[Records from a data source]
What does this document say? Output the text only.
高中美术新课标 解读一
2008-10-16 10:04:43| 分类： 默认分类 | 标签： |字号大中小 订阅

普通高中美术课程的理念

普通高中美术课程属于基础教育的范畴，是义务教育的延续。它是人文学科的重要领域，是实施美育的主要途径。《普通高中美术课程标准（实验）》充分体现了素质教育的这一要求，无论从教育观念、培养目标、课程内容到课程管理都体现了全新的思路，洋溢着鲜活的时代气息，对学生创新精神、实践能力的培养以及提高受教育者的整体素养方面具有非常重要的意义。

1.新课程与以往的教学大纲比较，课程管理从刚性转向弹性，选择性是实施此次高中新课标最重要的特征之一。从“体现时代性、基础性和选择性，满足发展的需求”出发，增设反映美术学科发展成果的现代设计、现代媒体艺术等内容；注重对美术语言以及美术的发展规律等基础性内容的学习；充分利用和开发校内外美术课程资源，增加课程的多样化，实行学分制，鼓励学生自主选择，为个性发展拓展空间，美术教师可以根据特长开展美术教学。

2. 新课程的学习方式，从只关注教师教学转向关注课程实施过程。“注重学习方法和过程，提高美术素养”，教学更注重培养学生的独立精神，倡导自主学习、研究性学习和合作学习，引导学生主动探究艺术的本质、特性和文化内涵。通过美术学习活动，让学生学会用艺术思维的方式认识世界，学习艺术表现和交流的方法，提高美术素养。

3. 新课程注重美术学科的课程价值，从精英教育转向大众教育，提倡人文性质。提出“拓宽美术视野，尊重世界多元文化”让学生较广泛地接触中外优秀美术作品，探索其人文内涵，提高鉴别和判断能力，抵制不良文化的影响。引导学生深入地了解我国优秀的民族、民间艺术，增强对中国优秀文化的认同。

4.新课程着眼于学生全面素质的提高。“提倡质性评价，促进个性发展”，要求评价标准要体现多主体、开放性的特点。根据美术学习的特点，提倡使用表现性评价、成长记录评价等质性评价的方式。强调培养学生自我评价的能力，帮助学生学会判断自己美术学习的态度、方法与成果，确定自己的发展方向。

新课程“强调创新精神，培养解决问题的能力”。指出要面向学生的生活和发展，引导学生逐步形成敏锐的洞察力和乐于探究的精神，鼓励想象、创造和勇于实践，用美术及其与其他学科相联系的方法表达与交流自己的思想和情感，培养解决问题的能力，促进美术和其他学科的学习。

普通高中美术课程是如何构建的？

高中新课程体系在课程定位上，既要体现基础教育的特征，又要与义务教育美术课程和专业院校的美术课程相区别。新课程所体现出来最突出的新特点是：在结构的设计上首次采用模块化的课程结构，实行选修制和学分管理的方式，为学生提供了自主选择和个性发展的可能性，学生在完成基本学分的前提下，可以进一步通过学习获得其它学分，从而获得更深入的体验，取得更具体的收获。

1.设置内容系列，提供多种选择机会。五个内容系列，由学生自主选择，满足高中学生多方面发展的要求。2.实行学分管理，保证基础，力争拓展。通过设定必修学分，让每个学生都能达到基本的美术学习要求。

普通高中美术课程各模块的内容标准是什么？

- TASK -
Repeat every record, exactly as written.

- FINISHED ANSWER -
What does this document say? Output the text only.
高中美术新课标 解读一
2008-10-16 10:04:43| 分类： 默认分类 | 标签： |字号大中小 订阅

普通高中美术课程的理念

普通高中美术课程属于基础教育的范畴，是义务教育的延续。它是人文学科的重要领域，是实施美育的主要途径。《普通高中美术课程标准（实验）》充分体现了素质教育的这一要求，无论从教育观念、培养目标、课程内容到课程管理都体现了全新的思路，洋溢着鲜活的时代气息，对学生创新精神、实践能力的培养以及提高受教育者的整体素养方面具有非常重要的意义。

1.新课程与以往的教学大纲比较，课程管理从刚性转向弹性，选择性是实施此次高中新课标最重要的特征之一。从“体现时代性、基础性和选择性，满足发展的需求”出发，增设反映美术学科发展成果的现代设计、现代媒体艺术等内容；注重对美术语言以及美术的发展规律等基础性内容的学习；充分利用和开发校内外美术课程资源，增加课程的多样化，实行学分制，鼓励学生自主选择，为个性发展拓展空间，美术教师可以根据特长开展美术教学。

2. 新课程的学习方式，从只关注教师教学转向关注课程实施过程。“注重学习方法和过程，提高美术素养”，教学更注重培养学生的独立精神，倡导自主学习、研究性学习和合作学习，引导学生主动探究艺术的本质、特性和文化内涵。通过美术学习活动，让学生学会用艺术思维的方式认识世界，学习艺术表现和交流的方法，提高美术素养。

3. 新课程注重美术学科的课程价值，从精英教育转向大众教育，提倡人文性质。提出“拓宽美术视野，尊重世界多元文化”让学生较广泛地接触中外优秀美术作品，探索其人文内涵，提高鉴别和判断能力，抵制不良文化的影响。引导学生深入地了解我国优秀的民族、民间艺术，增强对中国优秀文化的认同。

4.新课程着眼于学生全面素质的提高。“提倡质性评价，促进个性发展”，要求评价标准要体现多主体、开放性的特点。根据美术学习的特点，提倡使用表现性评价、成长记录评价等质性评价的方式。强调培养学生自我评价的能力，帮助学生学会判断自己美术学习的态度、方法与成果，确定自己的发展方向。

新课程“强调创新精神，培养解决问题的能力”。指出要面向学生的生活和发展，引导学生逐步形成敏锐的洞察力和乐于探究的精神，鼓励想象、创造和勇于实践，用美术及其与其他学科相联系的方法表达与交流自己的思想和情感，培养解决问题的能力，促进美术和其他学科的学习。

普通高中美术课程是如何构建的？

高中新课程体系在课程定位上，既要体现基础教育的特征，又要与义务教育美术课程和专业院校的美术课程相区别。新课程所体现出来最突出的新特点是：在结构的设计上首次采用模块化的课程结构，实行选修制和学分管理的方式，为学生提供了自主选择和个性发展的可能性，学生在完成基本学分的前提下，可以进一步通过学习获得其它学分，从而获得更深入的体验，取得更具体的收获。

1.设置内容系列，提供多种选择机会。五个内容系列，由学生自主选择，满足高中学生多方面发展的要求。2.实行学分管理，保证基础，力争拓展。通过设定必修学分，让每个学生都能达到基本的美术学习要求。

普通高中美术课程各模块的内容标准是什么？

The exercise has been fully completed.